*Problem details*.
Copy each line with the word "hours" in it.

Raw records
═══
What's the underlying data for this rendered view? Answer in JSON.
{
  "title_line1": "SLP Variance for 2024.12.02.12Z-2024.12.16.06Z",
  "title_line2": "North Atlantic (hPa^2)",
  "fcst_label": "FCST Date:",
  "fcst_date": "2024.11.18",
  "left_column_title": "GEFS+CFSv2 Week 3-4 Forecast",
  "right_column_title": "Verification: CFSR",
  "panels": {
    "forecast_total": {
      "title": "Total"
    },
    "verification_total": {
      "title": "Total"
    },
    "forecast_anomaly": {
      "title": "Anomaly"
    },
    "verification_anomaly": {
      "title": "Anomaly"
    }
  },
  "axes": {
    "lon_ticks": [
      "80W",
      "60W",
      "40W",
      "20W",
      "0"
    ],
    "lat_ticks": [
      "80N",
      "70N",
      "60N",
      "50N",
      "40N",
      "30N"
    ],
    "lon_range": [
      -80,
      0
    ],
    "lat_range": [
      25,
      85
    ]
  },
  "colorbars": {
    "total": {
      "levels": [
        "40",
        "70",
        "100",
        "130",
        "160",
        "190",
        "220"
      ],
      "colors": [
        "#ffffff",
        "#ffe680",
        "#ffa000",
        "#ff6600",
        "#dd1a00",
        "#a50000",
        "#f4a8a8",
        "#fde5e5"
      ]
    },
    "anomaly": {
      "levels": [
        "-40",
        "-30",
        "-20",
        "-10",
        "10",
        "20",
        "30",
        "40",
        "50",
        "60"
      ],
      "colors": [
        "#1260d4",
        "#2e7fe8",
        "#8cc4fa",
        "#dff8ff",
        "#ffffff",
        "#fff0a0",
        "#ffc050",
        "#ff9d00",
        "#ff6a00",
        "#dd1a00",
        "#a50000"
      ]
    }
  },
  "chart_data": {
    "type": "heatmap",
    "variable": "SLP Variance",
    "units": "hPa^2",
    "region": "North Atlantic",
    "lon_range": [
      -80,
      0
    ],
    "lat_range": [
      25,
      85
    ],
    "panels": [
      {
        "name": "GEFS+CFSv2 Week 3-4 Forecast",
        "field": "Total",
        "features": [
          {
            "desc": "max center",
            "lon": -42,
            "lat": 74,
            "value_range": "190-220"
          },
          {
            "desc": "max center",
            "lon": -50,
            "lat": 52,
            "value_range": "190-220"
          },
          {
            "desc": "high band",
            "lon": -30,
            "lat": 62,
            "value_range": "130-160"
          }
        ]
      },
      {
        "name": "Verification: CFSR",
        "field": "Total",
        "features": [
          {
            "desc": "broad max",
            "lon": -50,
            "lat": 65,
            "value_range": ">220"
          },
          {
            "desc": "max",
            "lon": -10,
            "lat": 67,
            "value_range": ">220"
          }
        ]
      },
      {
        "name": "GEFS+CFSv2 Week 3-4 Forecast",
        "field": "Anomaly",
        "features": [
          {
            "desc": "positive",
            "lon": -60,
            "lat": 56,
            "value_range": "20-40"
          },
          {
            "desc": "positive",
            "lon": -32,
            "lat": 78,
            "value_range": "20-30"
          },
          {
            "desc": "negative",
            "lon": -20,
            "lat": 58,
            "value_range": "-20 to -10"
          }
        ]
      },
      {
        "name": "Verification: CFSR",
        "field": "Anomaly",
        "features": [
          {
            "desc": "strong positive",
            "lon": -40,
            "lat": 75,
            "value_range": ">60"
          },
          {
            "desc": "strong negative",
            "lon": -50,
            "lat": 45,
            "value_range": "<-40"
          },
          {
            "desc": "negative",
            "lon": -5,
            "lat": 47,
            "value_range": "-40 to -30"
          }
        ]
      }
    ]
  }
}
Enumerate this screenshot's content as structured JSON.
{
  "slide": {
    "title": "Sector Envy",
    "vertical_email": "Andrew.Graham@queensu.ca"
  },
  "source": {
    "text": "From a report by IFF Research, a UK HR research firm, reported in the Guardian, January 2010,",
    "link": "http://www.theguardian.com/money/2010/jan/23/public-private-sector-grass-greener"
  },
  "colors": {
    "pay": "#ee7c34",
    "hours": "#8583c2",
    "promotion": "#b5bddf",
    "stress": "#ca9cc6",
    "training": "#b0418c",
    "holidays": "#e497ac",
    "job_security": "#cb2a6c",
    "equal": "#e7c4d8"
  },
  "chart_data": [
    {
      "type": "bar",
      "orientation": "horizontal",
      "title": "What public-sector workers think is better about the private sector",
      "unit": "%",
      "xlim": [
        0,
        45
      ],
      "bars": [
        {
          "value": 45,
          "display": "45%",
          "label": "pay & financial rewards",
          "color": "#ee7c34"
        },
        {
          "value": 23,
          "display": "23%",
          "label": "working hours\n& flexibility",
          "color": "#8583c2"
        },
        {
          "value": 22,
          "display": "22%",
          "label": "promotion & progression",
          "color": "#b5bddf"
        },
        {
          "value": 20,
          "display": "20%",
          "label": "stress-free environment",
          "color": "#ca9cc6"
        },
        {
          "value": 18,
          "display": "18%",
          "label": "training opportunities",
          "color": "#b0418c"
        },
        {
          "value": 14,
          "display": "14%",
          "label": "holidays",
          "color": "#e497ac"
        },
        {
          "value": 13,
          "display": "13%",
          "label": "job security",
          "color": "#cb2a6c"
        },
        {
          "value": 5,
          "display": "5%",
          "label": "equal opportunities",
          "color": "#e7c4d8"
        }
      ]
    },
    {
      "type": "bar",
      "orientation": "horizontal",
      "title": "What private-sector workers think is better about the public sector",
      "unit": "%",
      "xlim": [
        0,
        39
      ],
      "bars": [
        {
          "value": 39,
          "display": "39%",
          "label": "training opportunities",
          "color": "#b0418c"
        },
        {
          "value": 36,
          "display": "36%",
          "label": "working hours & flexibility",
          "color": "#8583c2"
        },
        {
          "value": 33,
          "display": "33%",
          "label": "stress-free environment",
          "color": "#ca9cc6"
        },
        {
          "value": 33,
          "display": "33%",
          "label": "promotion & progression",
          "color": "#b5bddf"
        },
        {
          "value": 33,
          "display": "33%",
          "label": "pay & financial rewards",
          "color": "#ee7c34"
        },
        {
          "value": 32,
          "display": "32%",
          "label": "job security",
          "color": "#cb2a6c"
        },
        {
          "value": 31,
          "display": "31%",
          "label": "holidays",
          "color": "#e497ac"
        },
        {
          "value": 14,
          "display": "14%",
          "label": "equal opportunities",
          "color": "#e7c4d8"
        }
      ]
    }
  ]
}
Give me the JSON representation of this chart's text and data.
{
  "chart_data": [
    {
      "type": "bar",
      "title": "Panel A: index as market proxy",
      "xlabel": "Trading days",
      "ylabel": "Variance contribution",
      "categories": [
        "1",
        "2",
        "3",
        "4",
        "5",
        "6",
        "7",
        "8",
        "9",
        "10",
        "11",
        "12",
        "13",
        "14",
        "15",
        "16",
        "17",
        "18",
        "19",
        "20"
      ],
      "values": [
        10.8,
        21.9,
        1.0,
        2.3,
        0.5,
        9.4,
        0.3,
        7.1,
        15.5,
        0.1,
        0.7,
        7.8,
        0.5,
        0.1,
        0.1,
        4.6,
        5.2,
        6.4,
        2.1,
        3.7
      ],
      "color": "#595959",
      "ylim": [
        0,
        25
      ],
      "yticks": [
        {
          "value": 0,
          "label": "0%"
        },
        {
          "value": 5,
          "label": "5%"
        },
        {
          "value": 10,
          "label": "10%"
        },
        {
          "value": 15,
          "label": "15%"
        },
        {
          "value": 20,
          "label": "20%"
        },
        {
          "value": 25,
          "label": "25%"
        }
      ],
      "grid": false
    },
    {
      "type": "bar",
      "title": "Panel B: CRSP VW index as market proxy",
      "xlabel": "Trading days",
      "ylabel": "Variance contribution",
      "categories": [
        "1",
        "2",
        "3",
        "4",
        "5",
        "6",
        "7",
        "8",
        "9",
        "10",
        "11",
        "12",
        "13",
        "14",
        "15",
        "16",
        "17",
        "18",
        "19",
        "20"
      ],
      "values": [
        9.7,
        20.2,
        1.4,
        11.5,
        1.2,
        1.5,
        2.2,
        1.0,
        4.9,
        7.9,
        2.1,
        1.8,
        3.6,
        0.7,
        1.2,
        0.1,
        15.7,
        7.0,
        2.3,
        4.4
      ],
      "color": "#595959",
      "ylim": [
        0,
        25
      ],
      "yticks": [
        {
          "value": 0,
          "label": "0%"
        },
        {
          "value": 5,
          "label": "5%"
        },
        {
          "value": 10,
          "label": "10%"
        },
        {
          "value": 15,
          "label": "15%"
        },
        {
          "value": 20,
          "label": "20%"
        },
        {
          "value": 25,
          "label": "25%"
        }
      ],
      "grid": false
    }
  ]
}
═══
*Exercise result*.
    "hours": "#8583c2",
          "label": "working hours\n& flexibility",
          "label": "working hours & flexibility",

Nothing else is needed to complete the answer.